* **EXERCISE GOAL**:
Could you print the part of the application whitelisting text that begins at the words "The disclosure is" and stops after "of whitelisting rules.", copying it word for word?

* **TEXT PROVIDED**:
The disclosure relates in general to a method and a system for establishing application whitelisting.
Recently the topic of network security becoming more and more important. With the increasing amount of distributed applications hosted in the data centers, the need for automatic malware and intrusion detection is growing. Application whitelisting recently has mostly been human-defined, while in distributed applications consisting of thousands of nodes, the important way is to create an automatic system for creating such rules.
A distributed application is software that is executed or run on multiple computers within a network. These distributed applications interact in order to achieve a specific goal or task. Traditional applications relied on a single system to run them. Even in the client-server model, the application software had to run on either the client, or on the server that the client was accessing.
A whitelist is a list of items that are granted access to a certain system or protocol. When a whitelist is used, all entities are denied access, except those included in the whitelist. Traditionally whitelists are defined by the system administrator. While it is working well for the small systems and distributed applications, with the increase of nodes it is much easier to make a mistake or miss one of the rules which will lead to the application malfunctioning.
The disclosure is directed to a method and a system for distributed application whitelisting using topology information.
According to one embodiment, a method for establishing application whitelisting includes: collecting inter-thread traffic logs sent from at least one server, wherein a plurality of distributed applications are hosted in the at least one server; discovering topology information in a green room environment based on the inter-thread traffic logs; creating a set of whitelisting rules based on the topology information; and enforcing the set of whitelisting rules.

* **SOURCE EXCERPT**:
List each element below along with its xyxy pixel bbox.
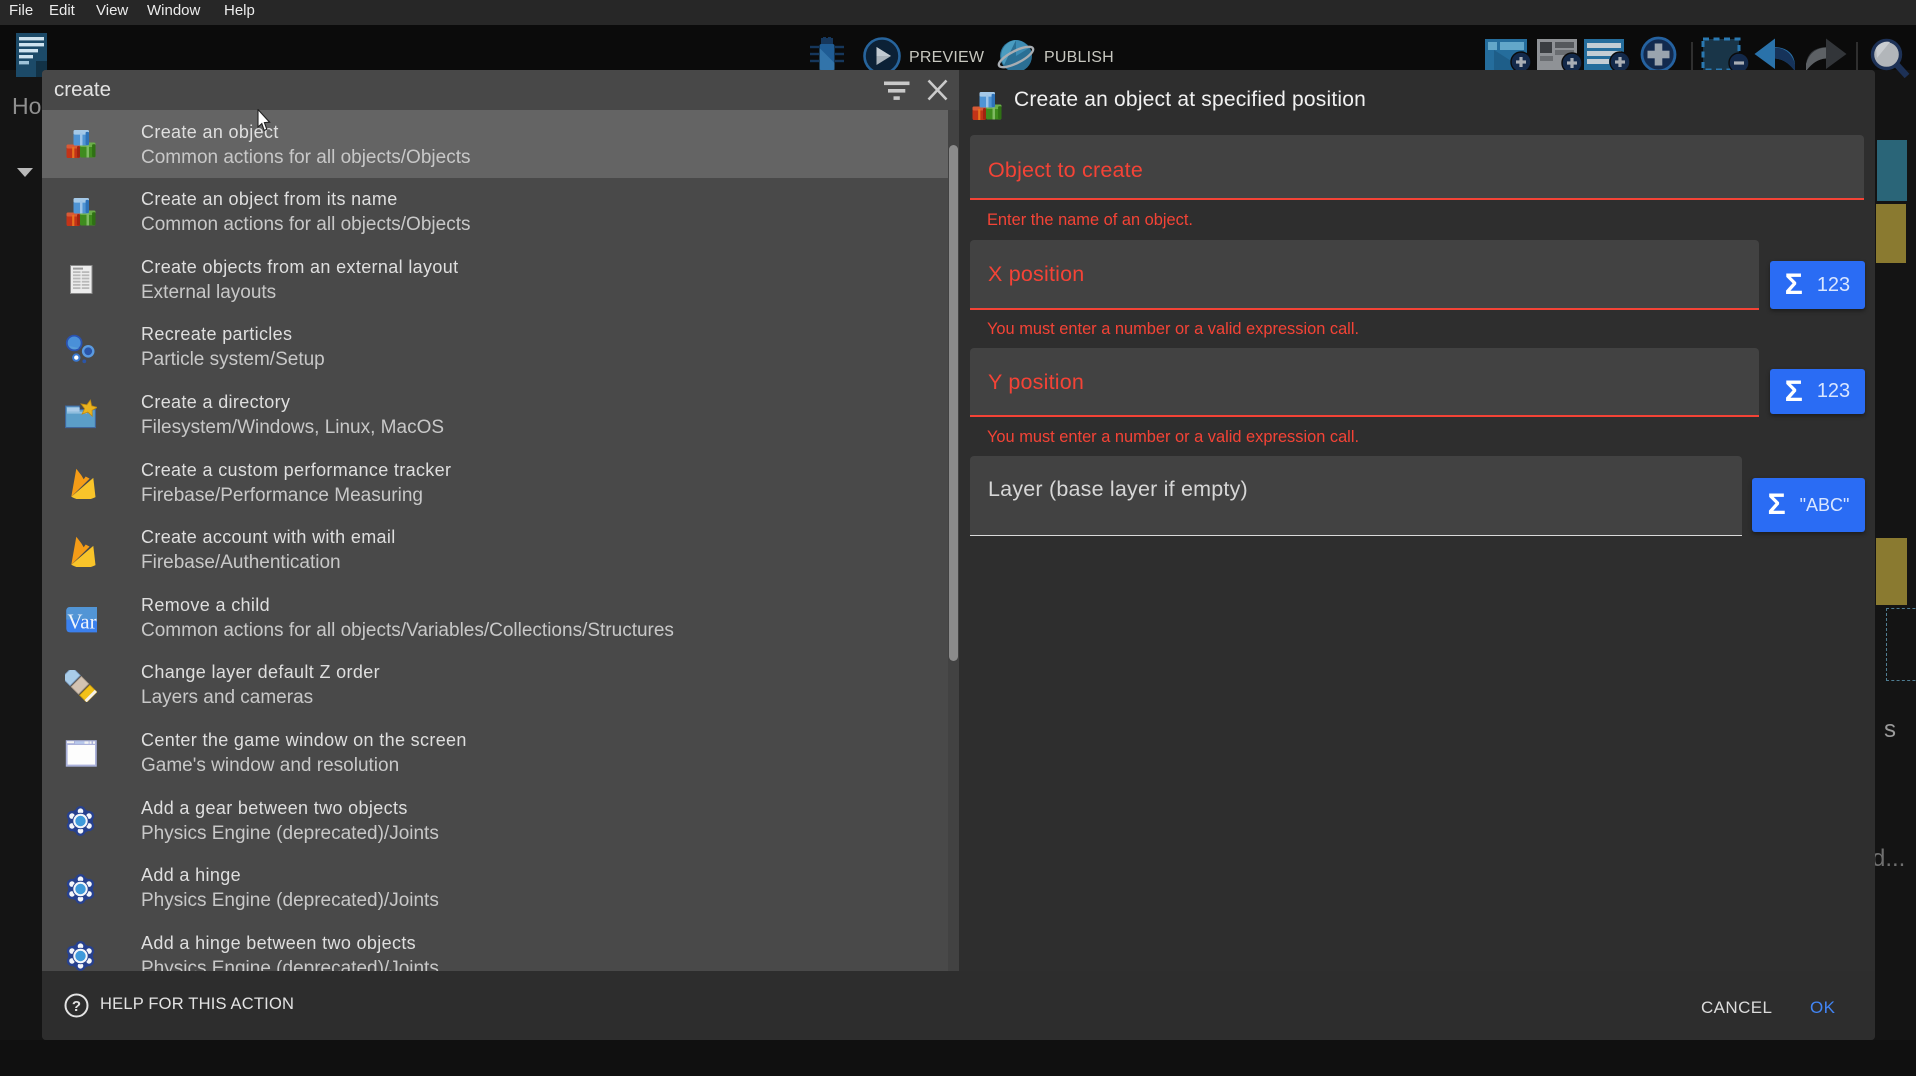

* **RESULT**:
The disclosure is directed to a method and a system for distributed application whitelisting using topology information.
According to one embodiment, a method for establishing application whitelisting includes: collecting inter-thread traffic logs sent from at least one server, wherein a plurality of distributed applications are hosted in the at least one server; discovering topology information in a green room environment based on the inter-thread traffic logs; creating a set of whitelisting rules based on the topology information; and enforcing the set of whitelisting rules.